Task prompt ▸ Of all the lines in the material, how many contain the word "Percentage"? State the number alone.

'''

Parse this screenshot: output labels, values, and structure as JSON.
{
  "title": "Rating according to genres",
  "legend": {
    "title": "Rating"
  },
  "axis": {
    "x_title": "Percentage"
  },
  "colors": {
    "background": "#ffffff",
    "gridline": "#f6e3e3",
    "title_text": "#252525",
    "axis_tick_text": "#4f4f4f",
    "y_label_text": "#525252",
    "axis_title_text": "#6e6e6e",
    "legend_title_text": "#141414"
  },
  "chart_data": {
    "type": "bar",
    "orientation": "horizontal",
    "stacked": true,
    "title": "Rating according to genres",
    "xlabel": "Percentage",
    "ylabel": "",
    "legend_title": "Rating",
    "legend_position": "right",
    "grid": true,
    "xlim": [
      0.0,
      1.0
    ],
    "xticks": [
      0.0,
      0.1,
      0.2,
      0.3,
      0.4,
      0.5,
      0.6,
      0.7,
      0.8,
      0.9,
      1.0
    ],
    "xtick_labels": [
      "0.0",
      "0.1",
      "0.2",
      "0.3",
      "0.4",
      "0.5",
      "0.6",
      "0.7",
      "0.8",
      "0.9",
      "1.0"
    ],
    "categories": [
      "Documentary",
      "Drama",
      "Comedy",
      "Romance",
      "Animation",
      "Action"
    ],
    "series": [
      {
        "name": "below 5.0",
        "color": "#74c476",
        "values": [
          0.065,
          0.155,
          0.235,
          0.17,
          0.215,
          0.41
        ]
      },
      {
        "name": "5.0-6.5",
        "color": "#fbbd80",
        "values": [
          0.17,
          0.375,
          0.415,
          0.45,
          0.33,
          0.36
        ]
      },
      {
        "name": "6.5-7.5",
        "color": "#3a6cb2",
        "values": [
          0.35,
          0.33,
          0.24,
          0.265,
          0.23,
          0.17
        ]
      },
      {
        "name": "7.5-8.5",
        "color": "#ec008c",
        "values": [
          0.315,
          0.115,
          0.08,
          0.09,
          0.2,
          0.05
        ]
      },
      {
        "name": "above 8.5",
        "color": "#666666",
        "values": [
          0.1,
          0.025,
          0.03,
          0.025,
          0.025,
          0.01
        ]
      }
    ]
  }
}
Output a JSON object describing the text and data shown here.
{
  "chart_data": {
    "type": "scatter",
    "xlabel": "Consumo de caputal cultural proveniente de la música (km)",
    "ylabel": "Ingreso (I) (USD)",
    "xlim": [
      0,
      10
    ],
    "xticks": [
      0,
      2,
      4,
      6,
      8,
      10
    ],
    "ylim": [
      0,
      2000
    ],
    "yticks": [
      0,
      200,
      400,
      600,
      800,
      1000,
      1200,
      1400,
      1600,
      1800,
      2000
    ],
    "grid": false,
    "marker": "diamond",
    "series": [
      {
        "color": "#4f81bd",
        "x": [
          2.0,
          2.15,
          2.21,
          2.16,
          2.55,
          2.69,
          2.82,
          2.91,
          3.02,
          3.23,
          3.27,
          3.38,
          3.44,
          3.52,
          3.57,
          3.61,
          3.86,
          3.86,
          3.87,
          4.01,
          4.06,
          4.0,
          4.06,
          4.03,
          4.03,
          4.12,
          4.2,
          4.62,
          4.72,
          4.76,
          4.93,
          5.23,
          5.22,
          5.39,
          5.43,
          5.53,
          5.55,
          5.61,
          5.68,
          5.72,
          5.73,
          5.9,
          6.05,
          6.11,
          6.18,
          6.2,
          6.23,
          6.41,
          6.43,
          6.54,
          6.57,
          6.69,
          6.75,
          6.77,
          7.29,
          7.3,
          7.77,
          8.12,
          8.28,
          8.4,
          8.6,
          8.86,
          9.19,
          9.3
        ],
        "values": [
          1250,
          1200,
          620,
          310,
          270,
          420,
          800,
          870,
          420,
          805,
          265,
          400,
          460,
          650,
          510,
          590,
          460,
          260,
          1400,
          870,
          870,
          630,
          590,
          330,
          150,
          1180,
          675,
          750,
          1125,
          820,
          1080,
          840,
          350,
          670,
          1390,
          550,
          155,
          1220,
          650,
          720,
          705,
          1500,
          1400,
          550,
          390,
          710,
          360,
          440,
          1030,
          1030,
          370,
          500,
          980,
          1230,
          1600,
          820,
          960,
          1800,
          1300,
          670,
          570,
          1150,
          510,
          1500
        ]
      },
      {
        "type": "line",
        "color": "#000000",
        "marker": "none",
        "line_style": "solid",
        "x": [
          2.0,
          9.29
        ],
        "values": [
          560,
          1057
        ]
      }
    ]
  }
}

'''

Answer ▸ 2